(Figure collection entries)
____
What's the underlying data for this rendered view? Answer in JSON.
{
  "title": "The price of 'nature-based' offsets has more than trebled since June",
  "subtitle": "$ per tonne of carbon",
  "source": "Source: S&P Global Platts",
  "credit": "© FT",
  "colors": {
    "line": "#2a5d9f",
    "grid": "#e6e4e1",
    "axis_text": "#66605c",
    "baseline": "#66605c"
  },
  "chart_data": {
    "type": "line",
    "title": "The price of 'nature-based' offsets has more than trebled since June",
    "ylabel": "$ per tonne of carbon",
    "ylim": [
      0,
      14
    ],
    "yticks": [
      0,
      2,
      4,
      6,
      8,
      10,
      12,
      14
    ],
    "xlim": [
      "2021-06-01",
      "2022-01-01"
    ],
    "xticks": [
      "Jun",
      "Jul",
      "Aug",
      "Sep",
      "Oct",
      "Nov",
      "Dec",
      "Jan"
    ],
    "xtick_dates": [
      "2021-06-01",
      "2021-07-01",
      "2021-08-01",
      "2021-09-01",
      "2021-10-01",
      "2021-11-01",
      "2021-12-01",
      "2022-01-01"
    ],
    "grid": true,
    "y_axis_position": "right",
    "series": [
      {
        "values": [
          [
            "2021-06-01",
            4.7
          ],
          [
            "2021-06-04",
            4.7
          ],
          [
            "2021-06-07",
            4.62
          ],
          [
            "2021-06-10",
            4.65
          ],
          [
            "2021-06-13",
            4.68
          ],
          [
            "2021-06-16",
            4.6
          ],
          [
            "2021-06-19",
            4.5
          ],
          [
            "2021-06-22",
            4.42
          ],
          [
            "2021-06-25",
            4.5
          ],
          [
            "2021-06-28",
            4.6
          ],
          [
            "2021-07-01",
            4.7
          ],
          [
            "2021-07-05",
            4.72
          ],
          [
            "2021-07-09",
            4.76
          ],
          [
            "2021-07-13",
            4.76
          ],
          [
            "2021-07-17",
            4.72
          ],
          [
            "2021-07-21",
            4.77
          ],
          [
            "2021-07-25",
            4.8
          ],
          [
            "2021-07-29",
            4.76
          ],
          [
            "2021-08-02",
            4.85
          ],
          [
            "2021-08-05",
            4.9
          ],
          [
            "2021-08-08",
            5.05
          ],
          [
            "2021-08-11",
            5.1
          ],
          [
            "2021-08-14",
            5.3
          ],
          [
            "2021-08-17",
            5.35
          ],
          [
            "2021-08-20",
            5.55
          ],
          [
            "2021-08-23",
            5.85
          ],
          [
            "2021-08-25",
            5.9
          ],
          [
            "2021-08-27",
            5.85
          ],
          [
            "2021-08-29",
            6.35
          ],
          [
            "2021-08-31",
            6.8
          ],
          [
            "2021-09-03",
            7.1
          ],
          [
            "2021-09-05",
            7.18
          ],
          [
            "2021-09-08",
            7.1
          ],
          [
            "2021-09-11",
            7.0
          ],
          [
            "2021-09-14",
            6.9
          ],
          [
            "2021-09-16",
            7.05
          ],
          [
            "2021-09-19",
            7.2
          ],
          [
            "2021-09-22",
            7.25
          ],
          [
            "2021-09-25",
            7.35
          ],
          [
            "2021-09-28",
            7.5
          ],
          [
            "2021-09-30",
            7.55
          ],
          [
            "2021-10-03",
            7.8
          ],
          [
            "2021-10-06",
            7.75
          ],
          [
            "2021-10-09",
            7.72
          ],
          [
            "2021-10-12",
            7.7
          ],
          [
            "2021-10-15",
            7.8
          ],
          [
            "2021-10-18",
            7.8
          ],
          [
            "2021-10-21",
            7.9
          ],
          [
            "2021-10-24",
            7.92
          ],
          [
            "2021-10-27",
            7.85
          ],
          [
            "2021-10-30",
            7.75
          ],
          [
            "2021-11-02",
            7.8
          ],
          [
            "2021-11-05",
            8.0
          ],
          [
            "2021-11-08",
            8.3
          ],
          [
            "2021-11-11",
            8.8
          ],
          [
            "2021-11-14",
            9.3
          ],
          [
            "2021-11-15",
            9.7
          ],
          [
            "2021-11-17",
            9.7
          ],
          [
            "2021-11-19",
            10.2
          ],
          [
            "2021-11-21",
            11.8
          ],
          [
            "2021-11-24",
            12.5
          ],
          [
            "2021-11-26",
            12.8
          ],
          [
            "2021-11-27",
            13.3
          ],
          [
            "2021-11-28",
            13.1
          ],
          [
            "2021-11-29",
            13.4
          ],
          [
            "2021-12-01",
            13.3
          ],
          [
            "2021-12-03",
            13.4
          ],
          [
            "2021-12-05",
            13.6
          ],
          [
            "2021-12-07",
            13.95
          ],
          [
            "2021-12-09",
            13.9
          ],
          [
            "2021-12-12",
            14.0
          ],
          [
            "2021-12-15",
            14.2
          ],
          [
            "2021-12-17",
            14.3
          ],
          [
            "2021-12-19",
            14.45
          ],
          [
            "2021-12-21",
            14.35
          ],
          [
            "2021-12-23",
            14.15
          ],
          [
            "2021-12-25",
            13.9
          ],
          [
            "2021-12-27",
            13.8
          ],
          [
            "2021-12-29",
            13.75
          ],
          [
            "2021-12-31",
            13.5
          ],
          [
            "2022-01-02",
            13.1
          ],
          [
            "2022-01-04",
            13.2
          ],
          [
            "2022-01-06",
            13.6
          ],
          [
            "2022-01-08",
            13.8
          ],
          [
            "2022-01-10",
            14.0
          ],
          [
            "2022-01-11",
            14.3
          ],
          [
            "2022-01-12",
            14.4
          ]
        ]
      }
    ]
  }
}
____
Go through the records above and copy every line with the word "price".

  "title": "The price of 'nature-based' offsets has more than trebled since June",
    "title": "The price of 'nature-based' offsets has more than trebled since June",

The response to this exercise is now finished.